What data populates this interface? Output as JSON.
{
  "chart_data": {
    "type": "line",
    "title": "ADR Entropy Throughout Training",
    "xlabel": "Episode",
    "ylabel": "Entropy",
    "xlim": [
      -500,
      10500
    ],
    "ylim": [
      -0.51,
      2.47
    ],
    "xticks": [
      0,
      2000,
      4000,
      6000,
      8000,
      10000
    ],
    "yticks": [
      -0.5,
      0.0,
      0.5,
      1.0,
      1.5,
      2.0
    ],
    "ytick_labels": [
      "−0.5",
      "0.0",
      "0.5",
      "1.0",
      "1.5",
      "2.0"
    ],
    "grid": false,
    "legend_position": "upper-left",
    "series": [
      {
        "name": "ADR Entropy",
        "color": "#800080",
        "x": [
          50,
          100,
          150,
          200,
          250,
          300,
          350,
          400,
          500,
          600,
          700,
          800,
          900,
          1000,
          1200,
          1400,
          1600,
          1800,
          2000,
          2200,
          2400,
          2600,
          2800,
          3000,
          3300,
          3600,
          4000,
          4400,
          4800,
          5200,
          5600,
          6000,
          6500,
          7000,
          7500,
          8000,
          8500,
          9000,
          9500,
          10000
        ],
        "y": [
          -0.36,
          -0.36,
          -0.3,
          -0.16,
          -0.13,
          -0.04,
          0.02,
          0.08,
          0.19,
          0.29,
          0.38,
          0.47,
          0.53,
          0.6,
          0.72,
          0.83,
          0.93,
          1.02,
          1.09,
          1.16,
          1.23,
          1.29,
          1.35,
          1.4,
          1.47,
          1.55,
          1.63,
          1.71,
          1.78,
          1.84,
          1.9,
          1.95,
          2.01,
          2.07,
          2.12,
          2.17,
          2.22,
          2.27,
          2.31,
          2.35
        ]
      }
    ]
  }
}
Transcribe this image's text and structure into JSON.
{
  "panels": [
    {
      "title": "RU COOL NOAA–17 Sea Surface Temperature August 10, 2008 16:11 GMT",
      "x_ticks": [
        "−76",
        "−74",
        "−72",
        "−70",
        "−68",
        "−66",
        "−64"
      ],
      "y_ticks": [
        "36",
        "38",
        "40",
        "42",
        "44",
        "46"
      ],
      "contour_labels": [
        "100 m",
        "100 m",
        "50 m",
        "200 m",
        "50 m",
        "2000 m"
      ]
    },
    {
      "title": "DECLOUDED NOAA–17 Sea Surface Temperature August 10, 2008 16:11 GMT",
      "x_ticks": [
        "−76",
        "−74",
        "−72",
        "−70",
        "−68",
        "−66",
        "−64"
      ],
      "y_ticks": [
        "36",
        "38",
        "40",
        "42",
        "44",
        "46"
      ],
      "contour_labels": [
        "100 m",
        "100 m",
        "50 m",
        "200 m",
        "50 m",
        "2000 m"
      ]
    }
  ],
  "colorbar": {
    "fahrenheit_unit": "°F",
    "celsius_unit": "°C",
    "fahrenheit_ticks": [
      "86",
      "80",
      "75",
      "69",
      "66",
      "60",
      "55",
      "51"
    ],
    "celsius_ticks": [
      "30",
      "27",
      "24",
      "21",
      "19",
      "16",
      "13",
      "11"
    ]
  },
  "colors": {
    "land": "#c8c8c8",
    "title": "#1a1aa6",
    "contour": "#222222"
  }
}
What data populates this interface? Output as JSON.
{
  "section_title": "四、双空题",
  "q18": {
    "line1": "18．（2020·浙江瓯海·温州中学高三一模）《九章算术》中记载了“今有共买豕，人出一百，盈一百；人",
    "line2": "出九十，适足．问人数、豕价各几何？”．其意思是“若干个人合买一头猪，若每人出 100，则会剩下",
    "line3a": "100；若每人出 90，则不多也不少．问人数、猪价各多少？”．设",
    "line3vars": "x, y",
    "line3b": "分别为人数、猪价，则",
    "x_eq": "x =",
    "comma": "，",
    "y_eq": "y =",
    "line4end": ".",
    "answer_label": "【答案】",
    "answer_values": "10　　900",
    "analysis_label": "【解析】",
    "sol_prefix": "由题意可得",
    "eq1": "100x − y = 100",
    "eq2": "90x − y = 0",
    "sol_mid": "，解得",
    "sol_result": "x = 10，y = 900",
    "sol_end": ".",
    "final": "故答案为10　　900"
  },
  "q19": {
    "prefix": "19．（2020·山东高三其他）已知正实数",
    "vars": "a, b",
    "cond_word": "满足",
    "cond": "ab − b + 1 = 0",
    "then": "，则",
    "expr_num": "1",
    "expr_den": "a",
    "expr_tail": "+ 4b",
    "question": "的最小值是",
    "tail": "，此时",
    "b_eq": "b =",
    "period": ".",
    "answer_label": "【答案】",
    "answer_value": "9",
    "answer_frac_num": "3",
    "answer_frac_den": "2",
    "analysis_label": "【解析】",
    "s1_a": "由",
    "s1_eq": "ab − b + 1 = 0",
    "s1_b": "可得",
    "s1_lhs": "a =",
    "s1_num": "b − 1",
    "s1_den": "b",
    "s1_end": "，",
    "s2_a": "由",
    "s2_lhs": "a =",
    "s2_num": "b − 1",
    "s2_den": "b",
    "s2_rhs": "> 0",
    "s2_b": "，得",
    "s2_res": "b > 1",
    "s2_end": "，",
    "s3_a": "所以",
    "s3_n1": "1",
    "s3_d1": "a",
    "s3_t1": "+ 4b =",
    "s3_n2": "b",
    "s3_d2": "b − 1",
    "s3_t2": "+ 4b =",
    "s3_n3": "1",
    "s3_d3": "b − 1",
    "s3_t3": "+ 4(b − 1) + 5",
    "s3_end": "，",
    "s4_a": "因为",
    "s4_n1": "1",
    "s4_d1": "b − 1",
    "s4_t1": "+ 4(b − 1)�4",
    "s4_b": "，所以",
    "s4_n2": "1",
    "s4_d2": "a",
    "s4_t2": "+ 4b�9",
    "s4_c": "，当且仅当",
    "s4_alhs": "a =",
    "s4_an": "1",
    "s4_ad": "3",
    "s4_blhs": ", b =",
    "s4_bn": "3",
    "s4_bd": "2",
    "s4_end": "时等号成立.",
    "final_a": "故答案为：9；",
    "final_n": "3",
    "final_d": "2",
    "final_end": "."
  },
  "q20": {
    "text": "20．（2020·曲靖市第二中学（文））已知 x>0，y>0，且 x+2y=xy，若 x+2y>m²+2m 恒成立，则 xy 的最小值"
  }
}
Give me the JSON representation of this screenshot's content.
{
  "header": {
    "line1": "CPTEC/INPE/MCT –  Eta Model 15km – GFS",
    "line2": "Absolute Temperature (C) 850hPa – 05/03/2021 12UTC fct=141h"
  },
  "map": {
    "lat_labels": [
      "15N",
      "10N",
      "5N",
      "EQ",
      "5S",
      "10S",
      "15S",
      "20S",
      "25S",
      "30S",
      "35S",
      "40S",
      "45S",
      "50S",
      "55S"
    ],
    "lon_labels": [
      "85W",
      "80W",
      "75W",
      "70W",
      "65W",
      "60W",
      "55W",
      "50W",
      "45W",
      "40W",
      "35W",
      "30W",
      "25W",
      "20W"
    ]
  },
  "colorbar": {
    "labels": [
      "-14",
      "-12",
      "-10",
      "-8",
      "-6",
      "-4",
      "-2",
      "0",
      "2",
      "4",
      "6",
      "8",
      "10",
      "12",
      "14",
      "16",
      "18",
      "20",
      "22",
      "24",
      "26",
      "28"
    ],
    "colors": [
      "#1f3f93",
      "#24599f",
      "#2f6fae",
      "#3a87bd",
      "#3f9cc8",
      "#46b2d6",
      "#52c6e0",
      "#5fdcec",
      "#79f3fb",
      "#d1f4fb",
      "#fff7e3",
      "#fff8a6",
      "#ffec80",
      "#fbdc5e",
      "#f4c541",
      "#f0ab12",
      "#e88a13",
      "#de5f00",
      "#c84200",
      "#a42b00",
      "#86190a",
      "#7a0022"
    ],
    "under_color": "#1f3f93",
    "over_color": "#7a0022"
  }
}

┄┄┄┄┄┄┄┄┄┄

* **The request**
Using the material above, copy every line in which the string "August" occurs.

* **Result of the exercise**
      "title": "RU COOL NOAA–17 Sea Surface Temperature August 10, 2008 16:11 GMT",
      "title": "DECLOUDED NOAA–17 Sea Surface Temperature August 10, 2008 16:11 GMT",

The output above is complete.